THE EXERCISE: Copy out the entries below in full and exactly.

PROVIDED INFORMATION:

(begin)

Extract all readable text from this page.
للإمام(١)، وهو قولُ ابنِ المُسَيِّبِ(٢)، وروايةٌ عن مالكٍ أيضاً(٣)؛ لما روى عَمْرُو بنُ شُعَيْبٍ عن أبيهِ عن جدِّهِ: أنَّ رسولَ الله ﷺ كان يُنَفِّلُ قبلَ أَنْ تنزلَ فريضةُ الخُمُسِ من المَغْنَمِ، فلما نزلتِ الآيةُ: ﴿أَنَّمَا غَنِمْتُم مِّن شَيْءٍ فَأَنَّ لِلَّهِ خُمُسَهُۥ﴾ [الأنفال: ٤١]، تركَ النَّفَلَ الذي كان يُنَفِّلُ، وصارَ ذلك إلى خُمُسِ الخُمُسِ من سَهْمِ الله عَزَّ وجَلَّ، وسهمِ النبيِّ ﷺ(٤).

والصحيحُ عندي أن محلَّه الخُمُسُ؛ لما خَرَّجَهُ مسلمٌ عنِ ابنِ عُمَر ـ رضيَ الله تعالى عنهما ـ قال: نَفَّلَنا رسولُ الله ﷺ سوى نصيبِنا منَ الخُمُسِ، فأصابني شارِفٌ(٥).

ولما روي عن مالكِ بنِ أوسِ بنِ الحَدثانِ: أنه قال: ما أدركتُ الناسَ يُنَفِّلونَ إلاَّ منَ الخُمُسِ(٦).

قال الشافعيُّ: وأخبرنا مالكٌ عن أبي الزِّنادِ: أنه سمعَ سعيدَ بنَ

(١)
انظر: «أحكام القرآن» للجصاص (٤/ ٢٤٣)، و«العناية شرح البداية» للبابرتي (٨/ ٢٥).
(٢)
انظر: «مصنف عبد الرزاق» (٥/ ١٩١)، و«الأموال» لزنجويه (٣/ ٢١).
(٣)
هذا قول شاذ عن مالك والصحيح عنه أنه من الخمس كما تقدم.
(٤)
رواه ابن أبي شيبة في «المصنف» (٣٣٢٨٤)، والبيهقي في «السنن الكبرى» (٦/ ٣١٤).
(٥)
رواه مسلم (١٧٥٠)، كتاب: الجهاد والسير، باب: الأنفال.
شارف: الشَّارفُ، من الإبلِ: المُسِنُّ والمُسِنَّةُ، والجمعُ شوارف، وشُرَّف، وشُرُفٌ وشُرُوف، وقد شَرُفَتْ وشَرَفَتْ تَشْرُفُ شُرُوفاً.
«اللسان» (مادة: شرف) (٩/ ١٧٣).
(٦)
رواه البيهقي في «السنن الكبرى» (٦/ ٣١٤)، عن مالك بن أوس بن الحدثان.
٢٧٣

(end)

EXERCISE ANSWER:
Extract all readable text from this page.
للإمام(١)، وهو قولُ ابنِ المُسَيِّبِ(٢)، وروايةٌ عن مالكٍ أيضاً(٣)؛ لما روى عَمْرُو بنُ شُعَيْبٍ عن أبيهِ عن جدِّهِ: أنَّ رسولَ الله ﷺ كان يُنَفِّلُ قبلَ أَنْ تنزلَ فريضةُ الخُمُسِ من المَغْنَمِ، فلما نزلتِ الآيةُ: ﴿أَنَّمَا غَنِمْتُم مِّن شَيْءٍ فَأَنَّ لِلَّهِ خُمُسَهُۥ﴾ [الأنفال: ٤١]، تركَ النَّفَلَ الذي كان يُنَفِّلُ، وصارَ ذلك إلى خُمُسِ الخُمُسِ من سَهْمِ الله عَزَّ وجَلَّ، وسهمِ النبيِّ ﷺ(٤).

والصحيحُ عندي أن محلَّه الخُمُسُ؛ لما خَرَّجَهُ مسلمٌ عنِ ابنِ عُمَر ـ رضيَ الله تعالى عنهما ـ قال: نَفَّلَنا رسولُ الله ﷺ سوى نصيبِنا منَ الخُمُسِ، فأصابني شارِفٌ(٥).

ولما روي عن مالكِ بنِ أوسِ بنِ الحَدثانِ: أنه قال: ما أدركتُ الناسَ يُنَفِّلونَ إلاَّ منَ الخُمُسِ(٦).

قال الشافعيُّ: وأخبرنا مالكٌ عن أبي الزِّنادِ: أنه سمعَ سعيدَ بنَ

(١)
انظر: «أحكام القرآن» للجصاص (٤/ ٢٤٣)، و«العناية شرح البداية» للبابرتي (٨/ ٢٥).
(٢)
انظر: «مصنف عبد الرزاق» (٥/ ١٩١)، و«الأموال» لزنجويه (٣/ ٢١).
(٣)
هذا قول شاذ عن مالك والصحيح عنه أنه من الخمس كما تقدم.
(٤)
رواه ابن أبي شيبة في «المصنف» (٣٣٢٨٤)، والبيهقي في «السنن الكبرى» (٦/ ٣١٤).
(٥)
رواه مسلم (١٧٥٠)، كتاب: الجهاد والسير، باب: الأنفال.
شارف: الشَّارفُ، من الإبلِ: المُسِنُّ والمُسِنَّةُ، والجمعُ شوارف، وشُرَّف، وشُرُفٌ وشُرُوف، وقد شَرُفَتْ وشَرَفَتْ تَشْرُفُ شُرُوفاً.
«اللسان» (مادة: شرف) (٩/ ١٧٣).
(٦)
رواه البيهقي في «السنن الكبرى» (٦/ ٣١٤)، عن مالك بن أوس بن الحدثان.
٢٧٣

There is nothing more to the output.